Given request ▸
Write the records out again, precisely as they stand.

## Start Provided records

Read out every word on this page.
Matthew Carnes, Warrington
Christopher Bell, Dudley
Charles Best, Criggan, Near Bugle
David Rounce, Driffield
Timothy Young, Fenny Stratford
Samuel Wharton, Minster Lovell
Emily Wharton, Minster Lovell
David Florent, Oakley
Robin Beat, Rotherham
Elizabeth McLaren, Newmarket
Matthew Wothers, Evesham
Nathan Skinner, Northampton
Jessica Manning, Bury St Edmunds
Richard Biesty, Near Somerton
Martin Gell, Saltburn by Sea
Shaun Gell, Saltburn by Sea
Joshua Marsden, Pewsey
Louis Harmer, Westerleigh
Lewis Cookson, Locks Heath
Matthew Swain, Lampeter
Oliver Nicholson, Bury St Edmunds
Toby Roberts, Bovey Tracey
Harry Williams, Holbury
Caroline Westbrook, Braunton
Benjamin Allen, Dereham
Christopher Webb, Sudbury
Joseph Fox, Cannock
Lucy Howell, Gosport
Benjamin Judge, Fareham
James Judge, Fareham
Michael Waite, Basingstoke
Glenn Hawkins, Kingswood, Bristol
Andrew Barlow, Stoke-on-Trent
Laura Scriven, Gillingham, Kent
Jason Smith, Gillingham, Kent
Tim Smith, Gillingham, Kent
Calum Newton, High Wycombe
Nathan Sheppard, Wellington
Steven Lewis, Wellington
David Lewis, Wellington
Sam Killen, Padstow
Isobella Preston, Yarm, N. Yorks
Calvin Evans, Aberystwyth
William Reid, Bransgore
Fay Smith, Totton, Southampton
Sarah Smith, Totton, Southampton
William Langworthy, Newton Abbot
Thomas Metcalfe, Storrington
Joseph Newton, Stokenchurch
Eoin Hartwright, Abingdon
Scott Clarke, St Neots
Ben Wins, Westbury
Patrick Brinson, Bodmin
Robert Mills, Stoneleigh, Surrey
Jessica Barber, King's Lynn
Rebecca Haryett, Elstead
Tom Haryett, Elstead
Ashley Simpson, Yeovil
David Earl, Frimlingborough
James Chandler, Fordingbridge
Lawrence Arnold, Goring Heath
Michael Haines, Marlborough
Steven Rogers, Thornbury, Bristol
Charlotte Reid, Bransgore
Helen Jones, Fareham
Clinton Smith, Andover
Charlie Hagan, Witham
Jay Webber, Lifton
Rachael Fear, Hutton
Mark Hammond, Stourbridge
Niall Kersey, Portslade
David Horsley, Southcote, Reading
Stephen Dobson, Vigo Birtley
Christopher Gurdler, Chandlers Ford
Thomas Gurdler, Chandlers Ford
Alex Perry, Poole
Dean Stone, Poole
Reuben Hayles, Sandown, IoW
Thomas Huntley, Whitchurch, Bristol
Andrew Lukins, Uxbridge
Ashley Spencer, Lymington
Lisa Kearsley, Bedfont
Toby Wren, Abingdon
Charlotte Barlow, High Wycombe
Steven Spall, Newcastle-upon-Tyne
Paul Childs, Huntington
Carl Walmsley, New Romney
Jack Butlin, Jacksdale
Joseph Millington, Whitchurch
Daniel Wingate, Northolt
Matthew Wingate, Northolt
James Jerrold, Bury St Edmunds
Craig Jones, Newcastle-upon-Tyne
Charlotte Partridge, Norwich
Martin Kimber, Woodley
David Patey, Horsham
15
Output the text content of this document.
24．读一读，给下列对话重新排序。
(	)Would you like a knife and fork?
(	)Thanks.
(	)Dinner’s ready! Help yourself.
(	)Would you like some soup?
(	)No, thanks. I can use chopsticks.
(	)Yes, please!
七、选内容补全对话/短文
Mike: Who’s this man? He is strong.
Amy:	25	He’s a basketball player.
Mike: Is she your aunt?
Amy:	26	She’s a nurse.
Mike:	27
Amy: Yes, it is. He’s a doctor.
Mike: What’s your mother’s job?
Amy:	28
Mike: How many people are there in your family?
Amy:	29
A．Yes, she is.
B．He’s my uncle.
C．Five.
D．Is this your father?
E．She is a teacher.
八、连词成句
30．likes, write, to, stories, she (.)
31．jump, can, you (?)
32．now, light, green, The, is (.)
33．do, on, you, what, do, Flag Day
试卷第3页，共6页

## End Provided records

Result of this exercise ▸
Read out every word on this page.
Matthew Carnes, Warrington
Christopher Bell, Dudley
Charles Best, Criggan, Near Bugle
David Rounce, Driffield
Timothy Young, Fenny Stratford
Samuel Wharton, Minster Lovell
Emily Wharton, Minster Lovell
David Florent, Oakley
Robin Beat, Rotherham
Elizabeth McLaren, Newmarket
Matthew Wothers, Evesham
Nathan Skinner, Northampton
Jessica Manning, Bury St Edmunds
Richard Biesty, Near Somerton
Martin Gell, Saltburn by Sea
Shaun Gell, Saltburn by Sea
Joshua Marsden, Pewsey
Louis Harmer, Westerleigh
Lewis Cookson, Locks Heath
Matthew Swain, Lampeter
Oliver Nicholson, Bury St Edmunds
Toby Roberts, Bovey Tracey
Harry Williams, Holbury
Caroline Westbrook, Braunton
Benjamin Allen, Dereham
Christopher Webb, Sudbury
Joseph Fox, Cannock
Lucy Howell, Gosport
Benjamin Judge, Fareham
James Judge, Fareham
Michael Waite, Basingstoke
Glenn Hawkins, Kingswood, Bristol
Andrew Barlow, Stoke-on-Trent
Laura Scriven, Gillingham, Kent
Jason Smith, Gillingham, Kent
Tim Smith, Gillingham, Kent
Calum Newton, High Wycombe
Nathan Sheppard, Wellington
Steven Lewis, Wellington
David Lewis, Wellington
Sam Killen, Padstow
Isobella Preston, Yarm, N. Yorks
Calvin Evans, Aberystwyth
William Reid, Bransgore
Fay Smith, Totton, Southampton
Sarah Smith, Totton, Southampton
William Langworthy, Newton Abbot
Thomas Metcalfe, Storrington
Joseph Newton, Stokenchurch
Eoin Hartwright, Abingdon
Scott Clarke, St Neots
Ben Wins, Westbury
Patrick Brinson, Bodmin
Robert Mills, Stoneleigh, Surrey
Jessica Barber, King's Lynn
Rebecca Haryett, Elstead
Tom Haryett, Elstead
Ashley Simpson, Yeovil
David Earl, Frimlingborough
James Chandler, Fordingbridge
Lawrence Arnold, Goring Heath
Michael Haines, Marlborough
Steven Rogers, Thornbury, Bristol
Charlotte Reid, Bransgore
Helen Jones, Fareham
Clinton Smith, Andover
Charlie Hagan, Witham
Jay Webber, Lifton
Rachael Fear, Hutton
Mark Hammond, Stourbridge
Niall Kersey, Portslade
David Horsley, Southcote, Reading
Stephen Dobson, Vigo Birtley
Christopher Gurdler, Chandlers Ford
Thomas Gurdler, Chandlers Ford
Alex Perry, Poole
Dean Stone, Poole
Reuben Hayles, Sandown, IoW
Thomas Huntley, Whitchurch, Bristol
Andrew Lukins, Uxbridge
Ashley Spencer, Lymington
Lisa Kearsley, Bedfont
Toby Wren, Abingdon
Charlotte Barlow, High Wycombe
Steven Spall, Newcastle-upon-Tyne
Paul Childs, Huntington
Carl Walmsley, New Romney
Jack Butlin, Jacksdale
Joseph Millington, Whitchurch
Daniel Wingate, Northolt
Matthew Wingate, Northolt
James Jerrold, Bury St Edmunds
Craig Jones, Newcastle-upon-Tyne
Charlotte Partridge, Norwich
Martin Kimber, Woodley
David Patey, Horsham
15
Output the text content of this document.
24．读一读，给下列对话重新排序。
(	)Would you like a knife and fork?
(	)Thanks.
(	)Dinner’s ready! Help yourself.
(	)Would you like some soup?
(	)No, thanks. I can use chopsticks.
(	)Yes, please!
七、选内容补全对话/短文
Mike: Who’s this man? He is strong.
Amy:	25	He’s a basketball player.
Mike: Is she your aunt?
Amy:	26	She’s a nurse.
Mike:	27
Amy: Yes, it is. He’s a doctor.
Mike: What’s your mother’s job?
Amy:	28
Mike: How many people are there in your family?
Amy:	29
A．Yes, she is.
B．He’s my uncle.
C．Five.
D．Is this your father?
E．She is a teacher.
八、连词成句
30．likes, write, to, stories, she (.)
31．jump, can, you (?)
32．now, light, green, The, is (.)
33．do, on, you, what, do, Flag Day
试卷第3页，共6页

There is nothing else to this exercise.